> Short task: Say how many lines hold the string "مورد"; please write nothing but the number.

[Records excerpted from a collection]
....................

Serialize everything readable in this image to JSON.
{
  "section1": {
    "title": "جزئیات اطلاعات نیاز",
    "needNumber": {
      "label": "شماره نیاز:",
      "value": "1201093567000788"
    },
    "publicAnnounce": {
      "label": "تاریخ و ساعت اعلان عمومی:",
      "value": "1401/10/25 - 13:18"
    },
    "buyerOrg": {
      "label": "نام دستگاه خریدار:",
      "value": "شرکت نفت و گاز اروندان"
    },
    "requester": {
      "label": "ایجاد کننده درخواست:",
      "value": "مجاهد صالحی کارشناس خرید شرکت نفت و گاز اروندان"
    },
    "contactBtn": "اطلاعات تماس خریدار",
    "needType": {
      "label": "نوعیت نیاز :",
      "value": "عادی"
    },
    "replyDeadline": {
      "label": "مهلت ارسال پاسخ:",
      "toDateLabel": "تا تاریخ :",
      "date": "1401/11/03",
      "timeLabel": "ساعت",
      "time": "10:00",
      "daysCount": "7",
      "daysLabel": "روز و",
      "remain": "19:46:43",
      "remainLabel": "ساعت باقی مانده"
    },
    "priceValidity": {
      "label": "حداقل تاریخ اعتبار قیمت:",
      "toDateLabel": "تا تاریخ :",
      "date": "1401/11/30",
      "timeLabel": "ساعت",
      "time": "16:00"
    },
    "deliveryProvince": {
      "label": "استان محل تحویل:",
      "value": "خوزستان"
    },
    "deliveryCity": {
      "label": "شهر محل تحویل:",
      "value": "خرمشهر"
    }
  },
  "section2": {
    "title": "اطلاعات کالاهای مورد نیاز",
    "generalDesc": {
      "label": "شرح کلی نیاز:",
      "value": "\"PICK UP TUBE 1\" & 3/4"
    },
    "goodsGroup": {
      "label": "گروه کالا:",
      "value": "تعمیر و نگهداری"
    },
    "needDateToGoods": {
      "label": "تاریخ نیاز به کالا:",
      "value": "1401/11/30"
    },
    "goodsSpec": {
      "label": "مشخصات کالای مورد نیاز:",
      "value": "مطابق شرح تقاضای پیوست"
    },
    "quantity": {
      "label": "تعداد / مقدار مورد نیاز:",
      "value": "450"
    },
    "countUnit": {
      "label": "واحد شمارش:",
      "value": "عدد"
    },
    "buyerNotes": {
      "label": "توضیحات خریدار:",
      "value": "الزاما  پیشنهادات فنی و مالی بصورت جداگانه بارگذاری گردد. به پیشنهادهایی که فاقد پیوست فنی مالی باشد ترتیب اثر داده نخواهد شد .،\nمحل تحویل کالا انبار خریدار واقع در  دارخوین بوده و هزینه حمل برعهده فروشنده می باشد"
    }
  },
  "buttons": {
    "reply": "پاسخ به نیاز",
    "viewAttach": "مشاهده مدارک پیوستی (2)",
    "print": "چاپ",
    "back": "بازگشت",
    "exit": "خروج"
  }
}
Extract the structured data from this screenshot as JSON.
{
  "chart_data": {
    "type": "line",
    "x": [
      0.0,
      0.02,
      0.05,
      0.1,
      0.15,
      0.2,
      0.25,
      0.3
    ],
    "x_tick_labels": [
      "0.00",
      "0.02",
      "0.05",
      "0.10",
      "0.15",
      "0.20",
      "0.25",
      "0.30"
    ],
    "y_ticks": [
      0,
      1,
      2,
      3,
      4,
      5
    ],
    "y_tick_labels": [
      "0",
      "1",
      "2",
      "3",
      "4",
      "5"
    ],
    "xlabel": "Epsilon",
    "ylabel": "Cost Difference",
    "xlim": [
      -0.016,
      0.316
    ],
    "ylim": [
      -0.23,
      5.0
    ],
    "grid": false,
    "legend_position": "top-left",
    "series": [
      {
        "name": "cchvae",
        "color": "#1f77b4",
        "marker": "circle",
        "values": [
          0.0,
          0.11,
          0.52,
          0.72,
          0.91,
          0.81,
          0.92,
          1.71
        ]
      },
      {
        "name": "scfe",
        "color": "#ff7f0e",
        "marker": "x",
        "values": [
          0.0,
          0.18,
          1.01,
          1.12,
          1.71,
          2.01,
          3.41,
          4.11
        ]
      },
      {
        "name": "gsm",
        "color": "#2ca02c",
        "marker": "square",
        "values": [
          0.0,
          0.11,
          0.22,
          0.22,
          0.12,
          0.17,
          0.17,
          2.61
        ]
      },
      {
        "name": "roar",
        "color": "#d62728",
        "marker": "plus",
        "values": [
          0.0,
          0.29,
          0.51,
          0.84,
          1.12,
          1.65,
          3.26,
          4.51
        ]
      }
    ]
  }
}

....................

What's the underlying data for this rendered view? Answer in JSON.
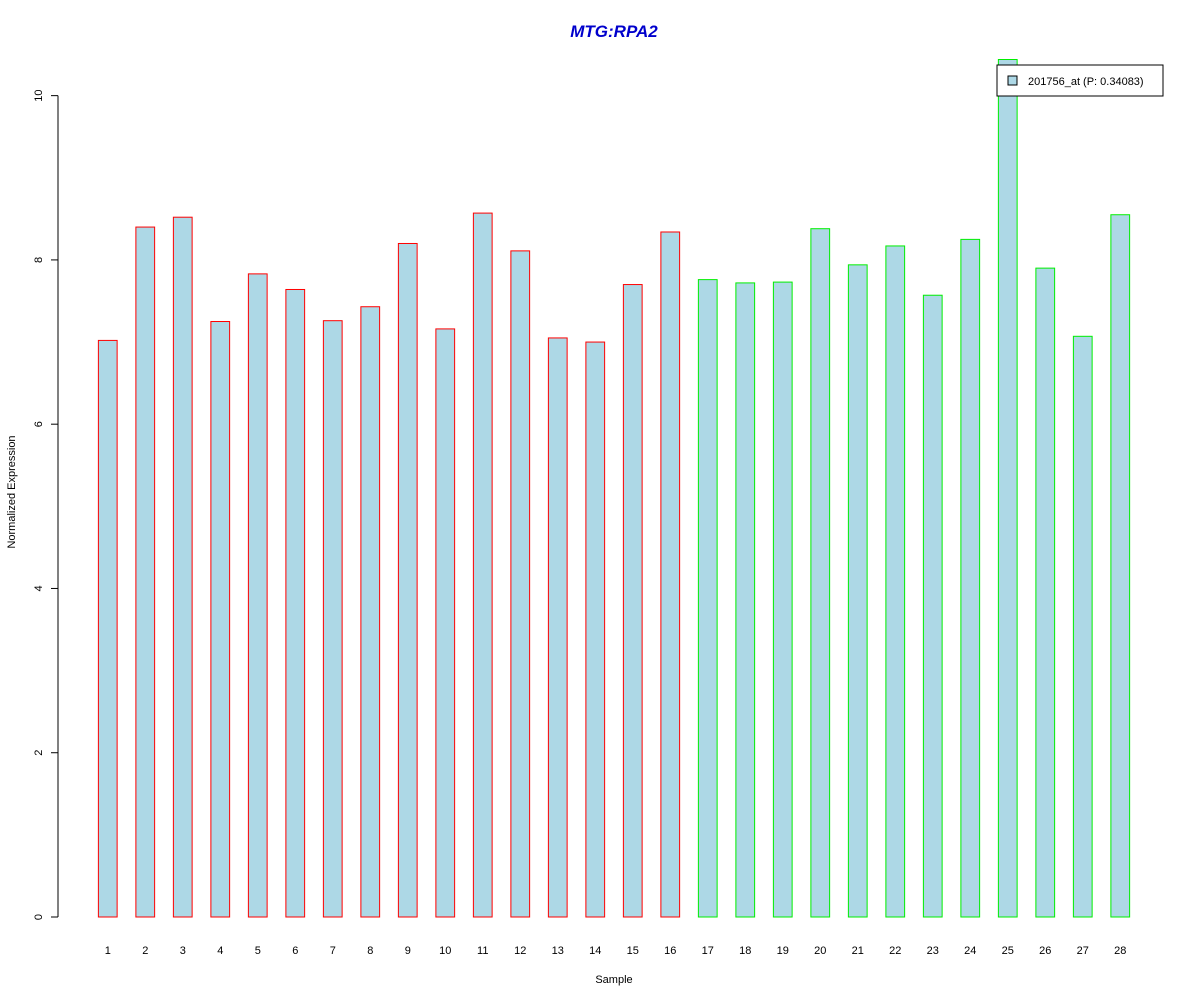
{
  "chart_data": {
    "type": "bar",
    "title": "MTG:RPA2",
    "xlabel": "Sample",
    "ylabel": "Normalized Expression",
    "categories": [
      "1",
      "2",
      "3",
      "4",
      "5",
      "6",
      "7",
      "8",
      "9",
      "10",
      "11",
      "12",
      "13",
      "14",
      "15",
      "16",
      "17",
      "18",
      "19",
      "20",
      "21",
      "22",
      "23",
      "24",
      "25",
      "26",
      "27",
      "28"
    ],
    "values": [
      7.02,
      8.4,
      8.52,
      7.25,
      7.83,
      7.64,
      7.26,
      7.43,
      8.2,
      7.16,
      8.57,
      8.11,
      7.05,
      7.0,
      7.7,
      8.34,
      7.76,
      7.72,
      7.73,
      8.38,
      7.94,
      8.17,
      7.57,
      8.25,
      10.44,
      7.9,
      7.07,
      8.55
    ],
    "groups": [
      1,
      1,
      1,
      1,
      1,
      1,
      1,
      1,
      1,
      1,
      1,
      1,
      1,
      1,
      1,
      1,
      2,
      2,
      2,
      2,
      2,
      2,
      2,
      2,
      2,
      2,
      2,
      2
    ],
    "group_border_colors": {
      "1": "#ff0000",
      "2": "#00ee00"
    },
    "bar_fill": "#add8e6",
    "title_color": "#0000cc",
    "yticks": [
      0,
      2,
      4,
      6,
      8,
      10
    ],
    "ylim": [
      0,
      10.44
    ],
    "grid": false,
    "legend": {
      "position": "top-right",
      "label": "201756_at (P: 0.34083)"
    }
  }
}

....................

> The solution: 3